───── RECORD EXTRACTS ─────

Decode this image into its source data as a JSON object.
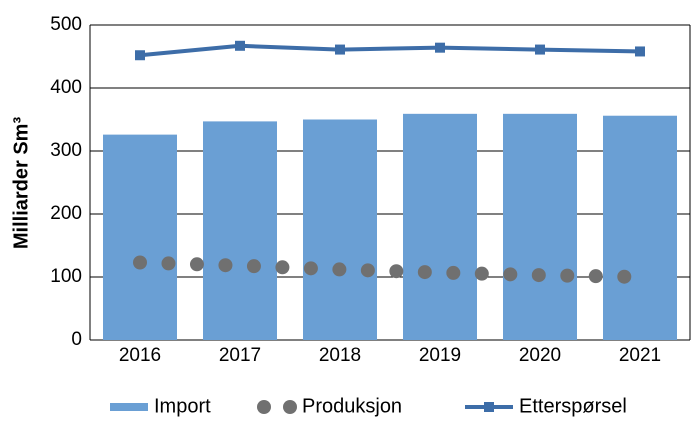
{
  "chart_data": {
    "type": "bar_line",
    "y_label": "Milliarder Sm³",
    "categories": [
      "2016",
      "2017",
      "2018",
      "2019",
      "2020",
      "2021"
    ],
    "series": [
      {
        "name": "Import",
        "type": "bar",
        "color": "#6a9fd4",
        "values": [
          326,
          347,
          350,
          359,
          359,
          356
        ]
      },
      {
        "name": "Produksjon",
        "type": "dotted",
        "color": "#707070",
        "values": [
          123,
          118,
          112,
          107,
          103,
          100
        ]
      },
      {
        "name": "Etterspørsel",
        "type": "line",
        "color": "#3d6da8",
        "values": [
          452,
          467,
          461,
          464,
          461,
          458
        ]
      }
    ],
    "ylim": [
      0,
      500
    ],
    "yticks": [
      0,
      100,
      200,
      300,
      400,
      500
    ],
    "grid": true,
    "legend": "bottom"
  }
}
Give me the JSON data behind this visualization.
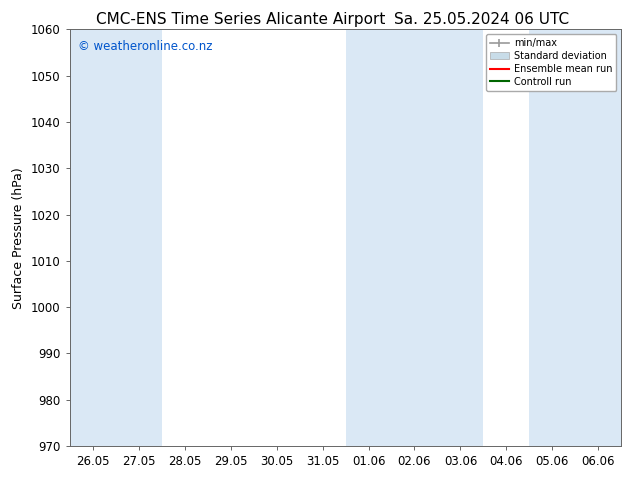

─────

Quote the data exactly, leaving every image out of the copy.

Decode this image into its source data as a JSON object.
{
  "chart_data": {
    "type": "bar_line",
    "y_label": "Milliarder Sm³",
    "categories": [
      "2016",
      "2017",
      "2018",
      "2019",
      "2020",
      "2021"
    ],
    "series": [
      {
        "name": "Import",
        "type": "bar",
        "color": "#6a9fd4",
        "values": [
          326,
          347,
          350,
          359,
          359,
          356
        ]
      },
      {
        "name": "Produksjon",
        "type": "dotted",
        "color": "#707070",
        "values": [
          123,
          118,
          112,
          107,
          103,
          100
        ]
      },
      {
        "name": "Etterspørsel",
        "type": "line",
        "color": "#3d6da8",
        "values": [
          452,
          467,
          461,
          464,
          461,
          458
        ]
      }
    ],
    "ylim": [
      0,
      500
    ],
    "yticks": [
      0,
      100,
      200,
      300,
      400,
      500
    ],
    "grid": true,
    "legend": "bottom"
  }
}
Give me the JSON data behind this visualization.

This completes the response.